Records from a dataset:
● ● ●
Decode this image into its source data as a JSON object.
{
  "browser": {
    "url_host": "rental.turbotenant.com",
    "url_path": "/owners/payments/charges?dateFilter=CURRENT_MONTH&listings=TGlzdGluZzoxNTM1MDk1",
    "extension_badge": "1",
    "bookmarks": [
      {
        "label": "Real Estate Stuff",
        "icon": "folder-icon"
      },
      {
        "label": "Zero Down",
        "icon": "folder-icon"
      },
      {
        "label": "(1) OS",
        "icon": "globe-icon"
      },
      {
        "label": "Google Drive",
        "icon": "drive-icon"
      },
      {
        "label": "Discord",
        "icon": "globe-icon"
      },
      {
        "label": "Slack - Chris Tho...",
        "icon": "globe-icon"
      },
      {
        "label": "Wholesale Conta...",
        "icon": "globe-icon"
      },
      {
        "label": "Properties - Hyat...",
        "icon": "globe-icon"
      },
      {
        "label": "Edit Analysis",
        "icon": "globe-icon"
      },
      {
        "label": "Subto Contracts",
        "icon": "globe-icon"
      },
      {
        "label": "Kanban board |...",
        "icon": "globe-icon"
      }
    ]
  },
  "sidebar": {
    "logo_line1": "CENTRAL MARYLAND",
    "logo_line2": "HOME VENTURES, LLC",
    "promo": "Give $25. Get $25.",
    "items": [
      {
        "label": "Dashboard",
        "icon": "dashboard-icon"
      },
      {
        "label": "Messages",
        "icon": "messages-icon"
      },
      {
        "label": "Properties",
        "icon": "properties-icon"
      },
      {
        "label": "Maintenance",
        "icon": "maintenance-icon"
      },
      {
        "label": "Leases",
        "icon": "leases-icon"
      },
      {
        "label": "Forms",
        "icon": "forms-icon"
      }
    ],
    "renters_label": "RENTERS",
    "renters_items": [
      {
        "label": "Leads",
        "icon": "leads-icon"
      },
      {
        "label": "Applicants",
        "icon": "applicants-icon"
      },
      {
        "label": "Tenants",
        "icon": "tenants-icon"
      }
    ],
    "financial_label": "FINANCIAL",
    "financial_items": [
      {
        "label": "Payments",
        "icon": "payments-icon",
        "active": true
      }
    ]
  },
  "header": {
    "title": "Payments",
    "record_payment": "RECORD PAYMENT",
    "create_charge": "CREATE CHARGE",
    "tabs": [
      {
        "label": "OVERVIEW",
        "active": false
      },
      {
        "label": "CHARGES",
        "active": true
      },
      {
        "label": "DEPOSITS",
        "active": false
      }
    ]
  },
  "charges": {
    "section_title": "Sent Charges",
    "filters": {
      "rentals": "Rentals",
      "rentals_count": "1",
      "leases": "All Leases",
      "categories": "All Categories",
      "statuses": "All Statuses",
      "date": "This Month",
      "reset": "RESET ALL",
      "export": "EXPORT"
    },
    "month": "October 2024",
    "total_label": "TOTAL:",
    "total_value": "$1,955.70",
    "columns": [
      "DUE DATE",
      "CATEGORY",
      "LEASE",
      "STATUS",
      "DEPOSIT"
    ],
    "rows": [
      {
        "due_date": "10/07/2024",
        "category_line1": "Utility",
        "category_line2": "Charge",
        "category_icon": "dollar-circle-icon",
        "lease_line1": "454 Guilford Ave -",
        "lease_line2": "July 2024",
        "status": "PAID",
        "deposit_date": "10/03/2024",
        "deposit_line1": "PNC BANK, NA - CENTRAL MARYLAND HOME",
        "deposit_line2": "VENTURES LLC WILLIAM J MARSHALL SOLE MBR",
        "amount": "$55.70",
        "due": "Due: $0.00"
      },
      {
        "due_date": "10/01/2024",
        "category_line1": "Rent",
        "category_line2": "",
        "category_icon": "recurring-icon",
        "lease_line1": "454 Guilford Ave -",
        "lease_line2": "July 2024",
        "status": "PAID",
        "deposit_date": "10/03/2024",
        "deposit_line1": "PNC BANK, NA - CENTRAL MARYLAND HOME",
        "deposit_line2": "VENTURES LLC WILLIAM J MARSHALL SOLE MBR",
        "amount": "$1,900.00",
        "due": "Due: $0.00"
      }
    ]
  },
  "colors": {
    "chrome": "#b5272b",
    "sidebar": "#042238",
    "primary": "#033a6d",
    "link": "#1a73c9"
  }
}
● ● ●
* **EXERCISE DIRECTIONS**: Write down all the entries again without a single difference.

* **COMPLETE ANSWER**:
Decode this image into its source data as a JSON object.
{
  "browser": {
    "url_host": "rental.turbotenant.com",
    "url_path": "/owners/payments/charges?dateFilter=CURRENT_MONTH&listings=TGlzdGluZzoxNTM1MDk1",
    "extension_badge": "1",
    "bookmarks": [
      {
        "label": "Real Estate Stuff",
        "icon": "folder-icon"
      },
      {
        "label": "Zero Down",
        "icon": "folder-icon"
      },
      {
        "label": "(1) OS",
        "icon": "globe-icon"
      },
      {
        "label": "Google Drive",
        "icon": "drive-icon"
      },
      {
        "label": "Discord",
        "icon": "globe-icon"
      },
      {
        "label": "Slack - Chris Tho...",
        "icon": "globe-icon"
      },
      {
        "label": "Wholesale Conta...",
        "icon": "globe-icon"
      },
      {
        "label": "Properties - Hyat...",
        "icon": "globe-icon"
      },
      {
        "label": "Edit Analysis",
        "icon": "globe-icon"
      },
      {
        "label": "Subto Contracts",
        "icon": "globe-icon"
      },
      {
        "label": "Kanban board |...",
        "icon": "globe-icon"
      }
    ]
  },
  "sidebar": {
    "logo_line1": "CENTRAL MARYLAND",
    "logo_line2": "HOME VENTURES, LLC",
    "promo": "Give $25. Get $25.",
    "items": [
      {
        "label": "Dashboard",
        "icon": "dashboard-icon"
      },
      {
        "label": "Messages",
        "icon": "messages-icon"
      },
      {
        "label": "Properties",
        "icon": "properties-icon"
      },
      {
        "label": "Maintenance",
        "icon": "maintenance-icon"
      },
      {
        "label": "Leases",
        "icon": "leases-icon"
      },
      {
        "label": "Forms",
        "icon": "forms-icon"
      }
    ],
    "renters_label": "RENTERS",
    "renters_items": [
      {
        "label": "Leads",
        "icon": "leads-icon"
      },
      {
        "label": "Applicants",
        "icon": "applicants-icon"
      },
      {
        "label": "Tenants",
        "icon": "tenants-icon"
      }
    ],
    "financial_label": "FINANCIAL",
    "financial_items": [
      {
        "label": "Payments",
        "icon": "payments-icon",
        "active": true
      }
    ]
  },
  "header": {
    "title": "Payments",
    "record_payment": "RECORD PAYMENT",
    "create_charge": "CREATE CHARGE",
    "tabs": [
      {
        "label": "OVERVIEW",
        "active": false
      },
      {
        "label": "CHARGES",
        "active": true
      },
      {
        "label": "DEPOSITS",
        "active": false
      }
    ]
  },
  "charges": {
    "section_title": "Sent Charges",
    "filters": {
      "rentals": "Rentals",
      "rentals_count": "1",
      "leases": "All Leases",
      "categories": "All Categories",
      "statuses": "All Statuses",
      "date": "This Month",
      "reset": "RESET ALL",
      "export": "EXPORT"
    },
    "month": "October 2024",
    "total_label": "TOTAL:",
    "total_value": "$1,955.70",
    "columns": [
      "DUE DATE",
      "CATEGORY",
      "LEASE",
      "STATUS",
      "DEPOSIT"
    ],
    "rows": [
      {
        "due_date": "10/07/2024",
        "category_line1": "Utility",
        "category_line2": "Charge",
        "category_icon": "dollar-circle-icon",
        "lease_line1": "454 Guilford Ave -",
        "lease_line2": "July 2024",
        "status": "PAID",
        "deposit_date": "10/03/2024",
        "deposit_line1": "PNC BANK, NA - CENTRAL MARYLAND HOME",
        "deposit_line2": "VENTURES LLC WILLIAM J MARSHALL SOLE MBR",
        "amount": "$55.70",
        "due": "Due: $0.00"
      },
      {
        "due_date": "10/01/2024",
        "category_line1": "Rent",
        "category_line2": "",
        "category_icon": "recurring-icon",
        "lease_line1": "454 Guilford Ave -",
        "lease_line2": "July 2024",
        "status": "PAID",
        "deposit_date": "10/03/2024",
        "deposit_line1": "PNC BANK, NA - CENTRAL MARYLAND HOME",
        "deposit_line2": "VENTURES LLC WILLIAM J MARSHALL SOLE MBR",
        "amount": "$1,900.00",
        "due": "Due: $0.00"
      }
    ]
  },
  "colors": {
    "chrome": "#b5272b",
    "sidebar": "#042238",
    "primary": "#033a6d",
    "link": "#1a73c9"
  }
}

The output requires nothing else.